• **Work required**: Gather from the material every line that contains the string "pression".

* * * * * * *

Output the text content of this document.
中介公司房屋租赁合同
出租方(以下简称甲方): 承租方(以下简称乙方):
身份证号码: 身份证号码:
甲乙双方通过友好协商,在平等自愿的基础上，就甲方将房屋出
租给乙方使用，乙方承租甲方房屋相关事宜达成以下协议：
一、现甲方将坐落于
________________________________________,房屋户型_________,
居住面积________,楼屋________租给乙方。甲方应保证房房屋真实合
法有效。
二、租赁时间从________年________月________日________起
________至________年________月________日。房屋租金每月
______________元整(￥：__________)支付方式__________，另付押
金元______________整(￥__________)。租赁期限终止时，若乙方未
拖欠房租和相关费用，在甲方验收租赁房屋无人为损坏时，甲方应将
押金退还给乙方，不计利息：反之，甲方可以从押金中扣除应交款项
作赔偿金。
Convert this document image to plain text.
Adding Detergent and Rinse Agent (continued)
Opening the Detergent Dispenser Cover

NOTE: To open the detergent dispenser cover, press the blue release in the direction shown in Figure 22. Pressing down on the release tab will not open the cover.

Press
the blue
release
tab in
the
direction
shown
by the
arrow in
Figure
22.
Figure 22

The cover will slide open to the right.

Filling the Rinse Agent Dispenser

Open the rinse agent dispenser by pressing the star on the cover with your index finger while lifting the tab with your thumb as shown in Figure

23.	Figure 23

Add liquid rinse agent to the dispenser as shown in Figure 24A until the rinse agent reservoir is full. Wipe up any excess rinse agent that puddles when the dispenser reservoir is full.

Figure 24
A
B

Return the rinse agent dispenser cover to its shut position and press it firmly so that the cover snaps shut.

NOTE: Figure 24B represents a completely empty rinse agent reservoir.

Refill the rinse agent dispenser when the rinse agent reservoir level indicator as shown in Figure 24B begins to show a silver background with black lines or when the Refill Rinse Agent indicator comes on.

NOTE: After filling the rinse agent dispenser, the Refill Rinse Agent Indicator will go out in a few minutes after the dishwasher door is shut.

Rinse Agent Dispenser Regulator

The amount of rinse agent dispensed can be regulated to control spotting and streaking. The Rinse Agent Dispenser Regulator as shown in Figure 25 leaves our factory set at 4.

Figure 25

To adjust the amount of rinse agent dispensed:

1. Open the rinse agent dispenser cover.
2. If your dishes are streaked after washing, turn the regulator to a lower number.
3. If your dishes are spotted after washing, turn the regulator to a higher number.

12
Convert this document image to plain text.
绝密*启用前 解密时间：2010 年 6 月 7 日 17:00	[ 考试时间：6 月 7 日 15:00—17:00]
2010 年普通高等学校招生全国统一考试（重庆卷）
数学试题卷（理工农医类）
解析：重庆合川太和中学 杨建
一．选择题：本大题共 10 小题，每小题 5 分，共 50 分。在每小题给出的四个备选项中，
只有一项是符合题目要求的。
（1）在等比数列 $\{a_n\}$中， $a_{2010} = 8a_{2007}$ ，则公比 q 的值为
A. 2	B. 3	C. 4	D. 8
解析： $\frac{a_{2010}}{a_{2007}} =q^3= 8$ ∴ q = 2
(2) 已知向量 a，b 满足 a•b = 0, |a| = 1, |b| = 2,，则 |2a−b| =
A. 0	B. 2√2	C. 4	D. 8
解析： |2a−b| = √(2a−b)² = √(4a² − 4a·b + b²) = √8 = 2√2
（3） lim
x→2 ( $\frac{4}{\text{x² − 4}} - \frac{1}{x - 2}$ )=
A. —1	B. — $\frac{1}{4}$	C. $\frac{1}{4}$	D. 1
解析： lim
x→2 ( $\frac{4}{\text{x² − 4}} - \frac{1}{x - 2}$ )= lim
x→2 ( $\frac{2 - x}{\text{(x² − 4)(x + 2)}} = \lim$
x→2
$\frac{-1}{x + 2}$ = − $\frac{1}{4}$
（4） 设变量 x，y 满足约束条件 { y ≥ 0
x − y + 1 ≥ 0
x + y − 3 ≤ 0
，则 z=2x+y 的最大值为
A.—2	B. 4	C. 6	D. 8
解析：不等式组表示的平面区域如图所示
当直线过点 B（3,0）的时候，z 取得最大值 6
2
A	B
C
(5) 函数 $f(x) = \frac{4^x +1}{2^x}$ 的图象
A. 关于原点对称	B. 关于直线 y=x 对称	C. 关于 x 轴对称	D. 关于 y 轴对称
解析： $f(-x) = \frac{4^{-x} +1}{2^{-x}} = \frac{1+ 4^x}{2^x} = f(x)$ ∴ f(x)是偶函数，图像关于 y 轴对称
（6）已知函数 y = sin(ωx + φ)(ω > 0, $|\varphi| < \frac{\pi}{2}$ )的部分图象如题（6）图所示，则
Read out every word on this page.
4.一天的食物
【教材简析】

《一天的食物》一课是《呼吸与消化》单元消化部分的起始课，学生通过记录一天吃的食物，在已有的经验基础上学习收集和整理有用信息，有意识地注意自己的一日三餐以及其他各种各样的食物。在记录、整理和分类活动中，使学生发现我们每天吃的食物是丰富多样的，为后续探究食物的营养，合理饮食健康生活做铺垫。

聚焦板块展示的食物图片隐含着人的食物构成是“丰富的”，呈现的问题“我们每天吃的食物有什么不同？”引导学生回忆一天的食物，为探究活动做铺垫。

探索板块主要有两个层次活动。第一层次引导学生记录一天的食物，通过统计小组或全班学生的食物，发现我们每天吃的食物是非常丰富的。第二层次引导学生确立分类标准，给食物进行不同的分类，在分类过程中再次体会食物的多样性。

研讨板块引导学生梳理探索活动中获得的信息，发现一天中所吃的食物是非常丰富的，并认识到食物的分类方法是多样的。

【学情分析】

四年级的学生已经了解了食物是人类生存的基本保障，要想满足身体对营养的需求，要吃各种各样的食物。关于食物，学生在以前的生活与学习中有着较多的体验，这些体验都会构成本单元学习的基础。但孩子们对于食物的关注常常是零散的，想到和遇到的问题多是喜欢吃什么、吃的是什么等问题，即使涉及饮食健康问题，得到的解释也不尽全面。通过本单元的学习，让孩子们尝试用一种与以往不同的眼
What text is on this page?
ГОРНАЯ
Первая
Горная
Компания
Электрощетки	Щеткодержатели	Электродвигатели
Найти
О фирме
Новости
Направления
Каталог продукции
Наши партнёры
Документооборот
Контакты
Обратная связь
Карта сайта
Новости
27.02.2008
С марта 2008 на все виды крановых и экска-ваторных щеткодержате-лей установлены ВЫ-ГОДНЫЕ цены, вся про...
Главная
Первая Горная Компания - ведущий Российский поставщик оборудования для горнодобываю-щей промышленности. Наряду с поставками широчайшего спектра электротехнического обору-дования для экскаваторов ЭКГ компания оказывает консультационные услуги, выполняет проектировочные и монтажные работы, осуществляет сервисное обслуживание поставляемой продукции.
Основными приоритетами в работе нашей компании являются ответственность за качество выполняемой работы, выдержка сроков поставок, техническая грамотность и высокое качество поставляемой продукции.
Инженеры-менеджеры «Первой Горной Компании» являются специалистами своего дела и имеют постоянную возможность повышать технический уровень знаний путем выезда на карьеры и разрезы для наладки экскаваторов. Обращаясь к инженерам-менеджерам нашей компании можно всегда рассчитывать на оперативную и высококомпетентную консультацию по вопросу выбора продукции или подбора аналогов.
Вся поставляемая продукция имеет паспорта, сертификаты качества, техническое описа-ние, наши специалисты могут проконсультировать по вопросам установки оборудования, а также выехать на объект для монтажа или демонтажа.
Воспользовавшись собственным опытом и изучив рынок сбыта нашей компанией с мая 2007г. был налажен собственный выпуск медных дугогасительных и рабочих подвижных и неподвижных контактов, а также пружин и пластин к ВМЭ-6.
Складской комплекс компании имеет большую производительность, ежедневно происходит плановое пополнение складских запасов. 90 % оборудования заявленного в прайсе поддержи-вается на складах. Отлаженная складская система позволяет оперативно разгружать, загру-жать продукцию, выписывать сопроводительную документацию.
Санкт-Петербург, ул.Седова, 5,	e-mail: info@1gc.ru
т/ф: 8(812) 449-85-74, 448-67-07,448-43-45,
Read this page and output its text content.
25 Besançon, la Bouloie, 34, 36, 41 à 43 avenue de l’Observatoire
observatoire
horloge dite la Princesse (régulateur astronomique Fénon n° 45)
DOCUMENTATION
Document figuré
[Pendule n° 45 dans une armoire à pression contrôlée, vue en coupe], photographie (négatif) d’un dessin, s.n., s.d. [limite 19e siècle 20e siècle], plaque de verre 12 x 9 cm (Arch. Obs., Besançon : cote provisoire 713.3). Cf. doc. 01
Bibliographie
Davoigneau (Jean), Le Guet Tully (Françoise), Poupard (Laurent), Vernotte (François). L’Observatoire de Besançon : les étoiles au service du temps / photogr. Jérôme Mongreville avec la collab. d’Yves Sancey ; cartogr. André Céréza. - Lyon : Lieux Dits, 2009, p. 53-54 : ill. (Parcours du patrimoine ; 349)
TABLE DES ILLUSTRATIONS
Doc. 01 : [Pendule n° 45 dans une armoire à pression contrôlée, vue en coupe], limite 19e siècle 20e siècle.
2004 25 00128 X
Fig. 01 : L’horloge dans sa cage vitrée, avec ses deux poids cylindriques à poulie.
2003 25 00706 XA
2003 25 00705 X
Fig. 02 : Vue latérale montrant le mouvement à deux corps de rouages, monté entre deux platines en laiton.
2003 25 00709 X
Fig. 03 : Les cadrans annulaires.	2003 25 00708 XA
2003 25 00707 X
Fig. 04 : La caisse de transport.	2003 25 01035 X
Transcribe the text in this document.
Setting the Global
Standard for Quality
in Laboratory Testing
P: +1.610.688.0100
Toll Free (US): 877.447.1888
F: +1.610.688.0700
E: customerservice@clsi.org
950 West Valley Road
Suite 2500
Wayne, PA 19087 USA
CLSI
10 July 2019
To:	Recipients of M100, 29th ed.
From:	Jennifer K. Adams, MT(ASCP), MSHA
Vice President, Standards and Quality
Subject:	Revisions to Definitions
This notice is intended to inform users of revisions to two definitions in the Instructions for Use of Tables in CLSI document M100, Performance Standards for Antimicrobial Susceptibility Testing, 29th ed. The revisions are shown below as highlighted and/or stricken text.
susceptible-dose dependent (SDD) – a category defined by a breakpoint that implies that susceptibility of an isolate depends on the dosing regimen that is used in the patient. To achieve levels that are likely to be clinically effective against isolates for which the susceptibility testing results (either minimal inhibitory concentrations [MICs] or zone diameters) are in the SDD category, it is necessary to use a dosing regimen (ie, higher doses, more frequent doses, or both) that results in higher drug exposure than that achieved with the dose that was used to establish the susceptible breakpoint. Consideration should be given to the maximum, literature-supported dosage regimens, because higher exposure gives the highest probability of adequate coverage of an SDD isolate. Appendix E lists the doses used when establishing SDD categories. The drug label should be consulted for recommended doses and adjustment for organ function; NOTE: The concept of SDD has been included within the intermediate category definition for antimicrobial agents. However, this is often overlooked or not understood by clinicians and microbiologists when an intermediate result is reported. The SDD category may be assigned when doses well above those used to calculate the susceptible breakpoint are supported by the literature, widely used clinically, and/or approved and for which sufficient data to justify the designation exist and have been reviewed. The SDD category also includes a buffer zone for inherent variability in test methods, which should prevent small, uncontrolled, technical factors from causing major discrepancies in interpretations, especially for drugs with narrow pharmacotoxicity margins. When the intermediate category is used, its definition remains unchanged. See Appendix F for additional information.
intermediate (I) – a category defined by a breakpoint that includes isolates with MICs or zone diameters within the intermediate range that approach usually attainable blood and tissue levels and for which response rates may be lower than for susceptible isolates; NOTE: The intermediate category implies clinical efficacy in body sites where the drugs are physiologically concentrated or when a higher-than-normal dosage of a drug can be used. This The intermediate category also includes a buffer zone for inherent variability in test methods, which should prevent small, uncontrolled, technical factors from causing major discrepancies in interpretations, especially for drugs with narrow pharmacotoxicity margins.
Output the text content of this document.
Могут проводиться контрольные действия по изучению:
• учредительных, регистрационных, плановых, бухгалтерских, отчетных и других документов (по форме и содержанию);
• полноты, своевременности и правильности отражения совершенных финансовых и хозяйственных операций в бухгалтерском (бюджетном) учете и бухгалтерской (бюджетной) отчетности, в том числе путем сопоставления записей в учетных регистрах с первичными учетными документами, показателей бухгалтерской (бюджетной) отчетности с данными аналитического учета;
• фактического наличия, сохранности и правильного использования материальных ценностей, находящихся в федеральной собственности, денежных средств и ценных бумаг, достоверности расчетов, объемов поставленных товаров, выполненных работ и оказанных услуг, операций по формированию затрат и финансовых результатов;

* * * * * * *

• **Reply**:
[Pendule n° 45 dans une armoire à pression contrôlée, vue en coupe], photographie (négatif) d’un dessin, s.n., s.d. [limite 19e siècle 20e siècle], plaque de verre 12 x 9 cm (Arch. Obs., Besançon : cote provisoire 713.3). Cf. doc. 01
Doc. 01 : [Pendule n° 45 dans une armoire à pression contrôlée, vue en coupe], limite 19e siècle 20e siècle.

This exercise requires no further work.